[Data extracted from a collection]
** start **

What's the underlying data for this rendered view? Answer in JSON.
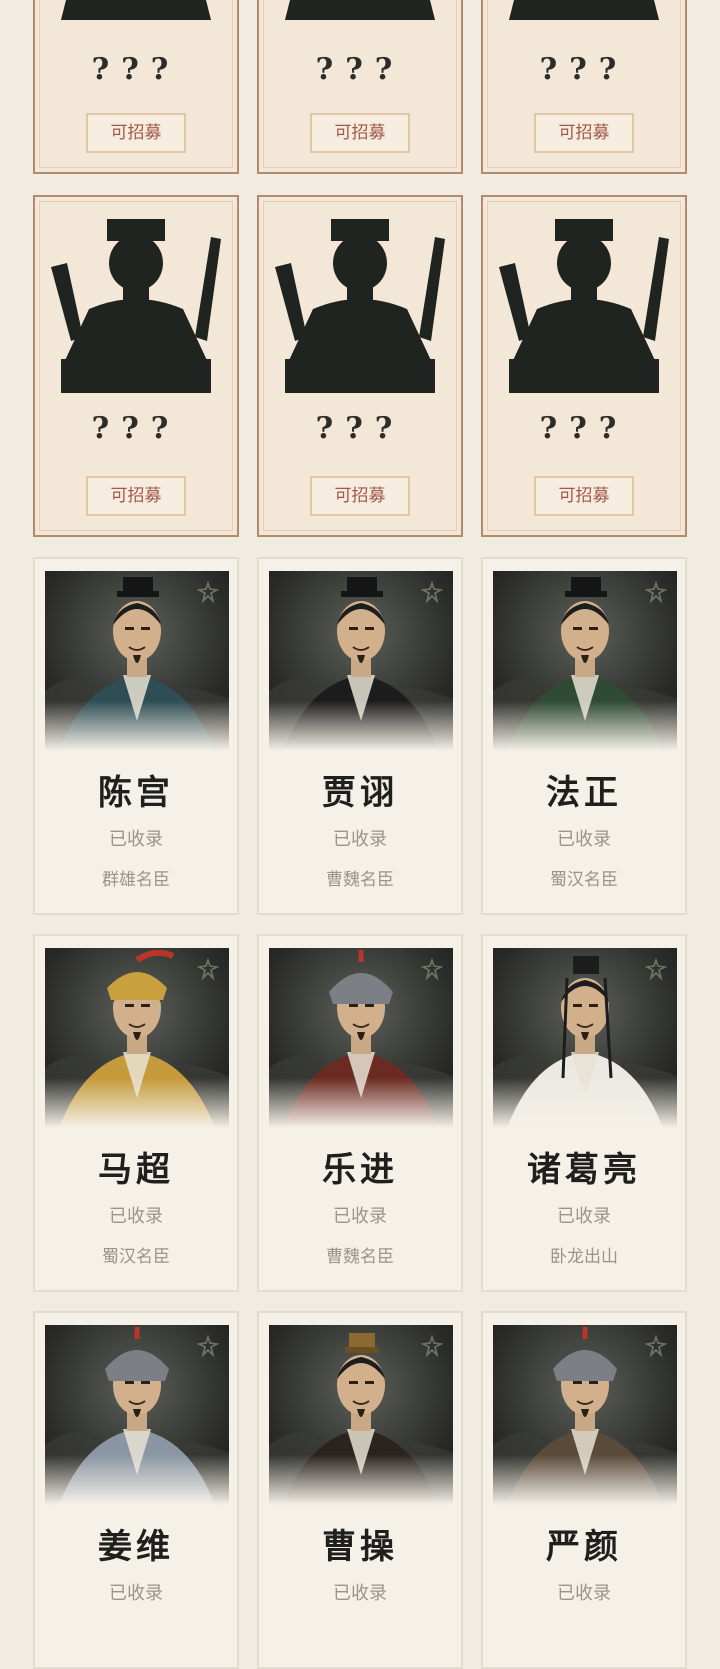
{
  "locked_rows": [
    {
      "cards": [
        {
          "qmarks": "???",
          "button": "可招募"
        },
        {
          "qmarks": "???",
          "button": "可招募"
        },
        {
          "qmarks": "???",
          "button": "可招募"
        }
      ]
    },
    {
      "cards": [
        {
          "qmarks": "???",
          "button": "可招募"
        },
        {
          "qmarks": "???",
          "button": "可招募"
        },
        {
          "qmarks": "???",
          "button": "可招募"
        }
      ]
    }
  ],
  "collected_rows": [
    {
      "cards": [
        {
          "name": "陈宫",
          "status": "已收录",
          "faction": "群雄名臣",
          "robe": "#2e4d55",
          "hat": "official"
        },
        {
          "name": "贾诩",
          "status": "已收录",
          "faction": "曹魏名臣",
          "robe": "#1c1c1c",
          "hat": "official"
        },
        {
          "name": "法正",
          "status": "已收录",
          "faction": "蜀汉名臣",
          "robe": "#2f4a35",
          "hat": "official"
        }
      ]
    },
    {
      "cards": [
        {
          "name": "马超",
          "status": "已收录",
          "faction": "蜀汉名臣",
          "robe": "#c59a3a",
          "hat": "gold-helmet"
        },
        {
          "name": "乐进",
          "status": "已收录",
          "faction": "曹魏名臣",
          "robe": "#6b2a22",
          "hat": "steel-helmet"
        },
        {
          "name": "诸葛亮",
          "status": "已收录",
          "faction": "卧龙出山",
          "robe": "#ece9e2",
          "hat": "scholar"
        }
      ]
    },
    {
      "cards": [
        {
          "name": "姜维",
          "status": "已收录",
          "faction": "",
          "robe": "#8a96a3",
          "hat": "steel-helmet"
        },
        {
          "name": "曹操",
          "status": "已收录",
          "faction": "",
          "robe": "#2a2320",
          "hat": "crown"
        },
        {
          "name": "严颜",
          "status": "已收录",
          "faction": "",
          "robe": "#5a4a3a",
          "hat": "steel-helmet"
        }
      ]
    }
  ]
}
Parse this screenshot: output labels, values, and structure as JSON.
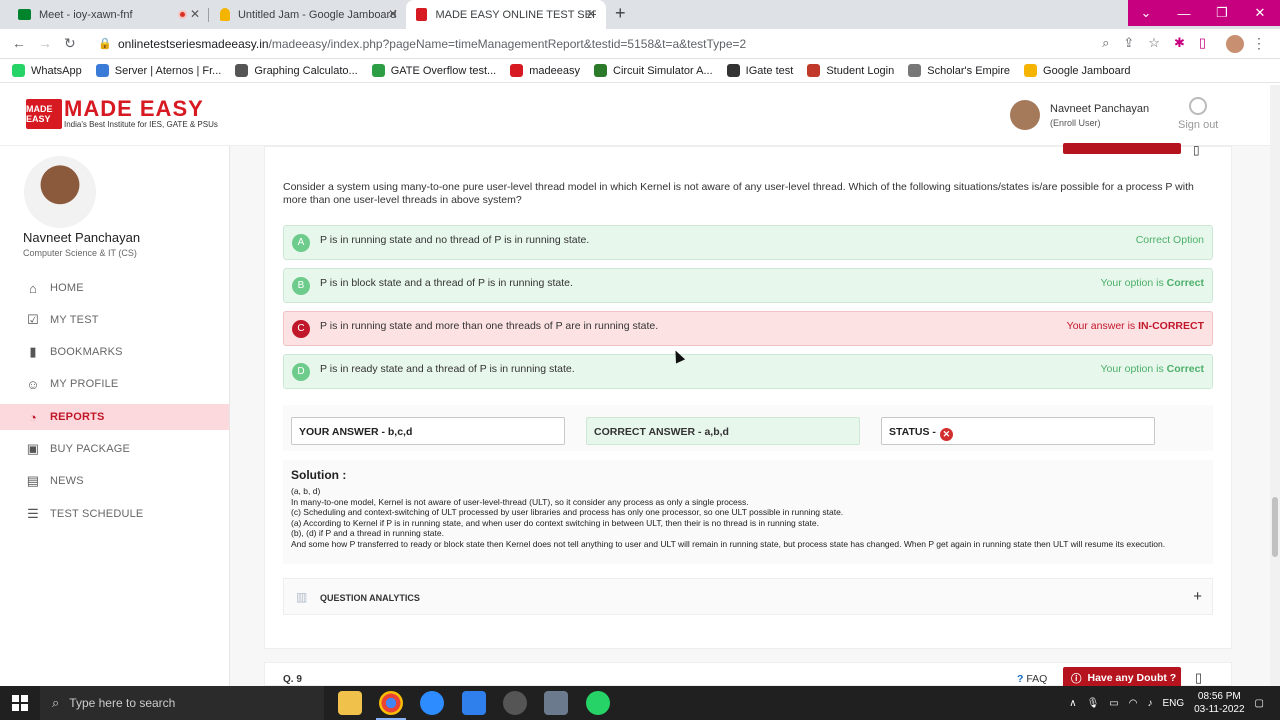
{
  "browser": {
    "tabs": [
      {
        "title": "Meet - ioy-xawn-fnf"
      },
      {
        "title": "Untitled Jam - Google Jamboard"
      },
      {
        "title": "MADE EASY ONLINE TEST SERIES"
      }
    ],
    "url_host": "onlinetestseriesmadeeasy.in",
    "url_path": "/madeeasy/index.php?pageName=timeManagementReport&testid=5158&t=a&testType=2",
    "bookmarks": [
      {
        "label": "WhatsApp",
        "color": "#25d366"
      },
      {
        "label": "Server | Aternos | Fr...",
        "color": "#3b7bd8"
      },
      {
        "label": "Graphing Calculato...",
        "color": "#555555"
      },
      {
        "label": "GATE Overflow test...",
        "color": "#2e9e45"
      },
      {
        "label": "madeeasy",
        "color": "#d71921"
      },
      {
        "label": "Circuit Simulator A...",
        "color": "#2a7a2a"
      },
      {
        "label": "IGate test",
        "color": "#333333"
      },
      {
        "label": "Student Login",
        "color": "#c0392b"
      },
      {
        "label": "Scholar's Empire",
        "color": "#777777"
      },
      {
        "label": "Google Jamboard",
        "color": "#f4b400"
      }
    ]
  },
  "header": {
    "logo_mark": "MADE EASY",
    "logo_name": "MADE EASY",
    "logo_tagline": "India's Best Institute for IES, GATE & PSUs",
    "user_name": "Navneet Panchayan",
    "user_role": "(Enroll User)",
    "signout_label": "Sign out"
  },
  "sidebar": {
    "name": "Navneet Panchayan",
    "branch": "Computer Science & IT (CS)",
    "items": [
      {
        "label": "HOME",
        "icon": "home-icon"
      },
      {
        "label": "MY TEST",
        "icon": "test-icon"
      },
      {
        "label": "BOOKMARKS",
        "icon": "bookmark-icon"
      },
      {
        "label": "MY PROFILE",
        "icon": "user-icon"
      },
      {
        "label": "REPORTS",
        "icon": "pie-chart-icon"
      },
      {
        "label": "BUY PACKAGE",
        "icon": "package-icon"
      },
      {
        "label": "NEWS",
        "icon": "news-icon"
      },
      {
        "label": "TEST SCHEDULE",
        "icon": "schedule-icon"
      }
    ]
  },
  "question": {
    "text": "Consider a system using many-to-one pure user-level thread model in which Kernel is not aware of any user-level thread. Which of the following situations/states is/are possible for a process P with more than one user-level threads in above system?",
    "options": [
      {
        "letter": "A",
        "text": "P is in running state and no thread of P is in running state.",
        "status_prefix": "Correct Option",
        "status_strong": ""
      },
      {
        "letter": "B",
        "text": "P is in block state and a thread of P is in running state.",
        "status_prefix": "Your option is ",
        "status_strong": "Correct"
      },
      {
        "letter": "C",
        "text": "P is in running state and more than one threads of P are in running state.",
        "status_prefix": "Your answer is ",
        "status_strong": "IN-CORRECT"
      },
      {
        "letter": "D",
        "text": "P is in ready state and a thread of P is in running state.",
        "status_prefix": "Your option is ",
        "status_strong": "Correct"
      }
    ],
    "your_answer": "YOUR ANSWER - b,c,d",
    "correct_answer": "CORRECT ANSWER - a,b,d",
    "status_label": "STATUS -",
    "status_mark": "✕"
  },
  "solution": {
    "title": "Solution :",
    "lines": [
      "(a, b, d)",
      "In many-to-one model, Kernel is not aware of user-level-thread (ULT), so it consider any process as only a single process.",
      "(c) Scheduling and context-switching of ULT processed by user libraries and process has only one processor, so one ULT possible in running state.",
      "(a) According to Kernel if P is in running state, and when user do context switching in between ULT, then their is no thread is in running state.",
      "(b), (d) if P and a thread in running state.",
      "And some how P transferred to ready or block state then Kernel does not tell anything to user and ULT will remain in running state, but process state has changed. When P get again in running state then ULT will resume its execution."
    ]
  },
  "analytics": {
    "label": "QUESTION ANALYTICS",
    "toggle": "+"
  },
  "next_question": {
    "label": "Q. 9",
    "faq": "FAQ",
    "doubt": "Have any Doubt ?"
  },
  "taskbar": {
    "search_placeholder": "Type here to search",
    "language": "ENG",
    "time": "08:56 PM",
    "date": "03-11-2022"
  }
}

** end **

WHAT THE TASK REQUIRES: Check every line of the material for the string "only" and give the number of lines that have it, without anything else.

THE OUTPUT: 2